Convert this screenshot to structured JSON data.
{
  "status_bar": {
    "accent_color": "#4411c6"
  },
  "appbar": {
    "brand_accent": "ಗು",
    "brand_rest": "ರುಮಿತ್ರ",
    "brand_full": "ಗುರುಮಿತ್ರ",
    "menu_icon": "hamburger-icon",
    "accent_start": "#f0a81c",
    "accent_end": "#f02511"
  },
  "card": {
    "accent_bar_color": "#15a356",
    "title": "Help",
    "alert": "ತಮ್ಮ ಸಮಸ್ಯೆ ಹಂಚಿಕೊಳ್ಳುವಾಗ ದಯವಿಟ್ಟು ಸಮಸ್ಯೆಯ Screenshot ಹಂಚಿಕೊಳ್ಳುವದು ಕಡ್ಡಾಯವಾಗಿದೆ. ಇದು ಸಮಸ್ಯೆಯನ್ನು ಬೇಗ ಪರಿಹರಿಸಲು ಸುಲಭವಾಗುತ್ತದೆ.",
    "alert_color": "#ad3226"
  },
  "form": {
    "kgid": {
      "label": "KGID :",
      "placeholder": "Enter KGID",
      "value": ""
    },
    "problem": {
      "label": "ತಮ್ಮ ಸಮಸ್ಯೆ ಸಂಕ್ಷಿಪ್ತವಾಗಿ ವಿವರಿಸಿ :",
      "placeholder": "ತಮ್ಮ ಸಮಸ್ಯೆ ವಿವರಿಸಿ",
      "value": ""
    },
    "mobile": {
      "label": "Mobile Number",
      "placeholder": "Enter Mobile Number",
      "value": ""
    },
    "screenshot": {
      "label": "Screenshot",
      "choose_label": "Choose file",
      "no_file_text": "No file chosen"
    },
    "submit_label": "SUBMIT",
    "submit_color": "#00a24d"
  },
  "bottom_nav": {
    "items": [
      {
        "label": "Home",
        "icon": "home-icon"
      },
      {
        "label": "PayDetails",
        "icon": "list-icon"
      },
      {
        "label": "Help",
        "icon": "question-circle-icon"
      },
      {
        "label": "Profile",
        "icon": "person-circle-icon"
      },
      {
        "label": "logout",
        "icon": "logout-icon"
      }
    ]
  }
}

TASK TO COMPLETE: Copy each line of the records above that carries the word "Enter".

EXERCISE ANSWER:
      "placeholder": "Enter KGID",
      "placeholder": "Enter Mobile Number",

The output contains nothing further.